Information provided:

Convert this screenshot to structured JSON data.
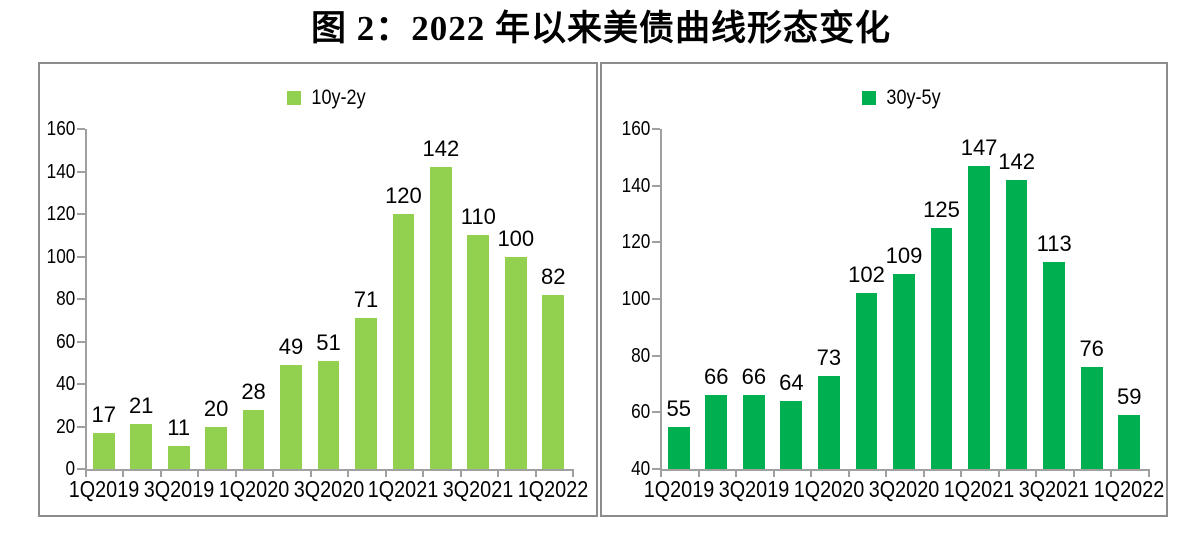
{
  "page": {
    "title": "图 2：2022 年以来美债曲线形态变化"
  },
  "colors": {
    "axis": "#a0a0a0",
    "panel_border": "#8c8c8c",
    "text": "#000000",
    "left_bar": "#92d050",
    "right_bar": "#00b050"
  },
  "chart_data": [
    {
      "type": "bar",
      "legend": "10y-2y",
      "legend_position": "top-center",
      "bar_color": "#92d050",
      "values": [
        17,
        21,
        11,
        20,
        28,
        49,
        51,
        71,
        120,
        142,
        110,
        100,
        82
      ],
      "data_labels": [
        17,
        21,
        11,
        20,
        28,
        49,
        51,
        71,
        120,
        142,
        110,
        100,
        82
      ],
      "x_tick_labels": [
        "1Q2019",
        "3Q2019",
        "1Q2020",
        "3Q2020",
        "1Q2021",
        "3Q2021",
        "1Q2022"
      ],
      "x_tick_every": 2,
      "y_tick_labels": [
        0,
        20,
        40,
        60,
        80,
        100,
        120,
        140,
        160
      ],
      "ylim": [
        0,
        160
      ],
      "ytick_step": 20,
      "grid": false
    },
    {
      "type": "bar",
      "legend": "30y-5y",
      "legend_position": "top-center",
      "bar_color": "#00b050",
      "values": [
        55,
        66,
        66,
        64,
        73,
        102,
        109,
        125,
        147,
        142,
        113,
        76,
        59
      ],
      "data_labels": [
        55,
        66,
        66,
        64,
        73,
        102,
        109,
        125,
        147,
        142,
        113,
        76,
        59
      ],
      "x_tick_labels": [
        "1Q2019",
        "3Q2019",
        "1Q2020",
        "3Q2020",
        "1Q2021",
        "3Q2021",
        "1Q2022"
      ],
      "x_tick_every": 2,
      "y_tick_labels": [
        40,
        60,
        80,
        100,
        120,
        140,
        160
      ],
      "ylim": [
        40,
        160
      ],
      "ytick_step": 20,
      "grid": false
    }
  ]
}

Requirements: All of the material above is to be copied exactly, except for its images.

Response to this task:
Convert this screenshot to structured JSON data.
{
  "page": {
    "title": "图 2：2022 年以来美债曲线形态变化"
  },
  "colors": {
    "axis": "#a0a0a0",
    "panel_border": "#8c8c8c",
    "text": "#000000",
    "left_bar": "#92d050",
    "right_bar": "#00b050"
  },
  "chart_data": [
    {
      "type": "bar",
      "legend": "10y-2y",
      "legend_position": "top-center",
      "bar_color": "#92d050",
      "values": [
        17,
        21,
        11,
        20,
        28,
        49,
        51,
        71,
        120,
        142,
        110,
        100,
        82
      ],
      "data_labels": [
        17,
        21,
        11,
        20,
        28,
        49,
        51,
        71,
        120,
        142,
        110,
        100,
        82
      ],
      "x_tick_labels": [
        "1Q2019",
        "3Q2019",
        "1Q2020",
        "3Q2020",
        "1Q2021",
        "3Q2021",
        "1Q2022"
      ],
      "x_tick_every": 2,
      "y_tick_labels": [
        0,
        20,
        40,
        60,
        80,
        100,
        120,
        140,
        160
      ],
      "ylim": [
        0,
        160
      ],
      "ytick_step": 20,
      "grid": false
    },
    {
      "type": "bar",
      "legend": "30y-5y",
      "legend_position": "top-center",
      "bar_color": "#00b050",
      "values": [
        55,
        66,
        66,
        64,
        73,
        102,
        109,
        125,
        147,
        142,
        113,
        76,
        59
      ],
      "data_labels": [
        55,
        66,
        66,
        64,
        73,
        102,
        109,
        125,
        147,
        142,
        113,
        76,
        59
      ],
      "x_tick_labels": [
        "1Q2019",
        "3Q2019",
        "1Q2020",
        "3Q2020",
        "1Q2021",
        "3Q2021",
        "1Q2022"
      ],
      "x_tick_every": 2,
      "y_tick_labels": [
        40,
        60,
        80,
        100,
        120,
        140,
        160
      ],
      "ylim": [
        40,
        160
      ],
      "ytick_step": 20,
      "grid": false
    }
  ]
}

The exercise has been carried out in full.